• WORK TO COMPLETE
Wherever a line holds the word "committers", copy that line out.

• DATA ROWS

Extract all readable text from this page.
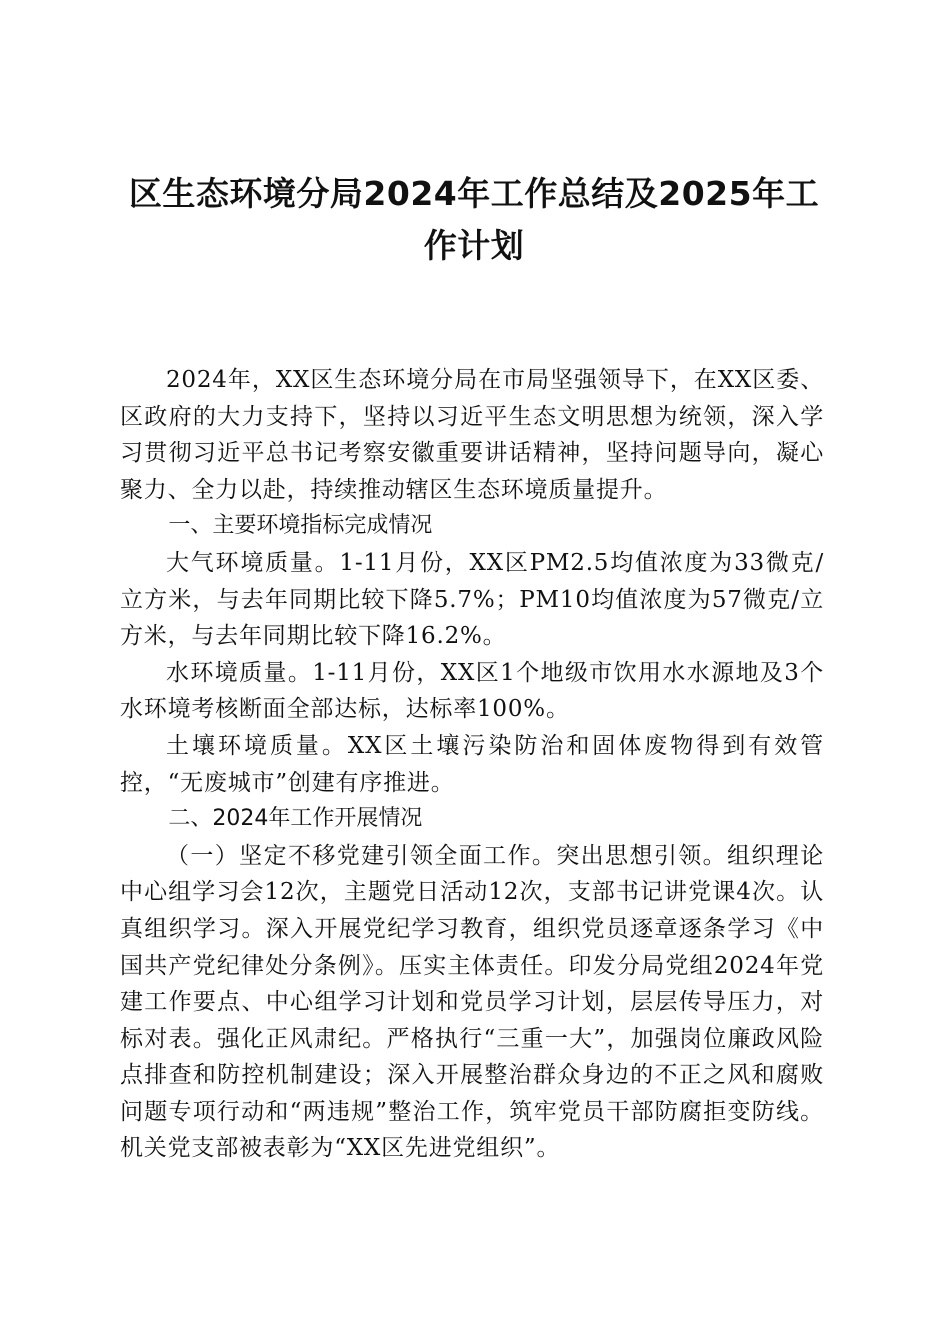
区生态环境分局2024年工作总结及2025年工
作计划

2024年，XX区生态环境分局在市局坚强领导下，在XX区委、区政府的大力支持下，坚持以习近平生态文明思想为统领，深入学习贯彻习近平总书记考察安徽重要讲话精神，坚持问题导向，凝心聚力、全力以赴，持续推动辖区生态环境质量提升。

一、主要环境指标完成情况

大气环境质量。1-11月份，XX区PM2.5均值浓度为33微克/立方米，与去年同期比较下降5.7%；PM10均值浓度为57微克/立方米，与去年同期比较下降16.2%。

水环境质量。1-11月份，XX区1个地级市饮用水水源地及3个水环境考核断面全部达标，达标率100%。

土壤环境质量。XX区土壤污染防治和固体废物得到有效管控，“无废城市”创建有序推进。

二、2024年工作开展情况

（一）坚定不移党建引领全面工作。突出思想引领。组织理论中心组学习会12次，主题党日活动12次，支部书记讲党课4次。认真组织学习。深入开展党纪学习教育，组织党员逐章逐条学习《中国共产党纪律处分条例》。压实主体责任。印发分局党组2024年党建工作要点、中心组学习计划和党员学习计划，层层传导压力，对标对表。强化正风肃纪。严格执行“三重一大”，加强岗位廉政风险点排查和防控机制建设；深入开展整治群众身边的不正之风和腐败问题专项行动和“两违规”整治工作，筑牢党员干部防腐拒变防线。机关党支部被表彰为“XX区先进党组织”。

...

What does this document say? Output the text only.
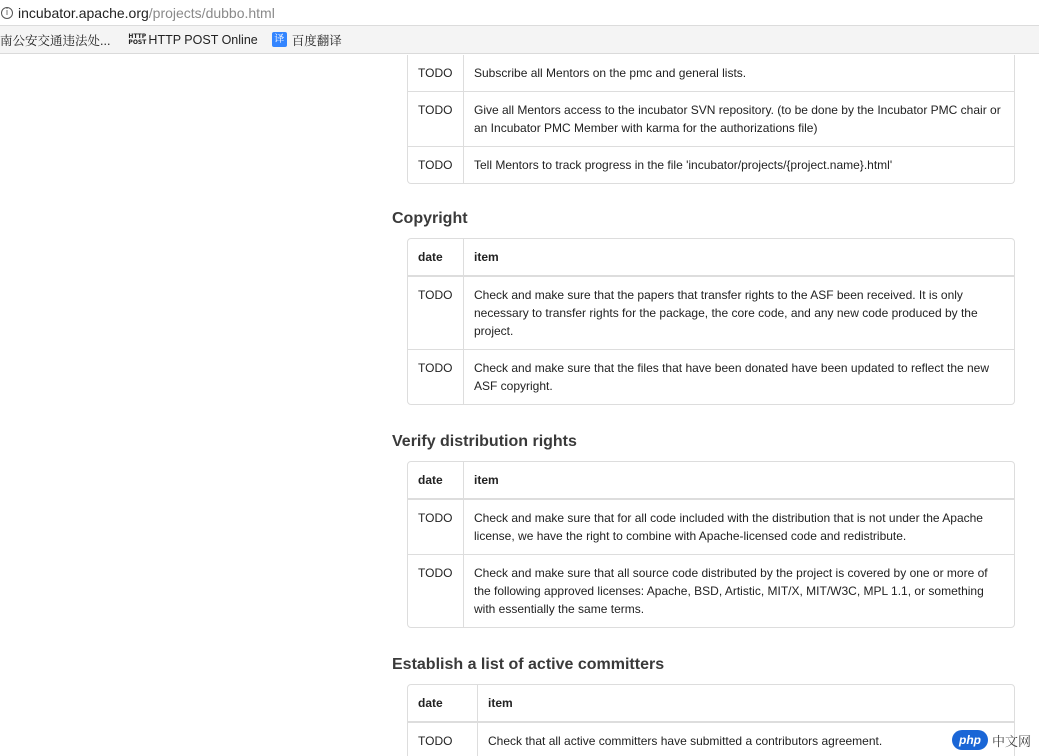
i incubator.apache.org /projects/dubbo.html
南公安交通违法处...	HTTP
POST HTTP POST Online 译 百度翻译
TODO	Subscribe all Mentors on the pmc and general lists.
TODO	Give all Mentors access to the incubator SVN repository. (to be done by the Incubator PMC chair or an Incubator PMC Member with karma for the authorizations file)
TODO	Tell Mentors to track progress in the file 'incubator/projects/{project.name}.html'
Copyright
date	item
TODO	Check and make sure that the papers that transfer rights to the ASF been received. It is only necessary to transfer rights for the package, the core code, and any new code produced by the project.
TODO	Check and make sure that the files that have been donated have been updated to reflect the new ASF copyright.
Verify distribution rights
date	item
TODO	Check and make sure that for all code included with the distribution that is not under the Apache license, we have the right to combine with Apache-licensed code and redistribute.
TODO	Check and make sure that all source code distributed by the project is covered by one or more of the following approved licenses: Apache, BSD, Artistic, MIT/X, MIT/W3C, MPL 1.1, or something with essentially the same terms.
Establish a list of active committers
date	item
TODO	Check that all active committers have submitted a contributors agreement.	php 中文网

• RESPONSE TO THE EXERCISE
Establish a list of active committers
TODO	Check that all active committers have submitted a contributors agreement.	php 中文网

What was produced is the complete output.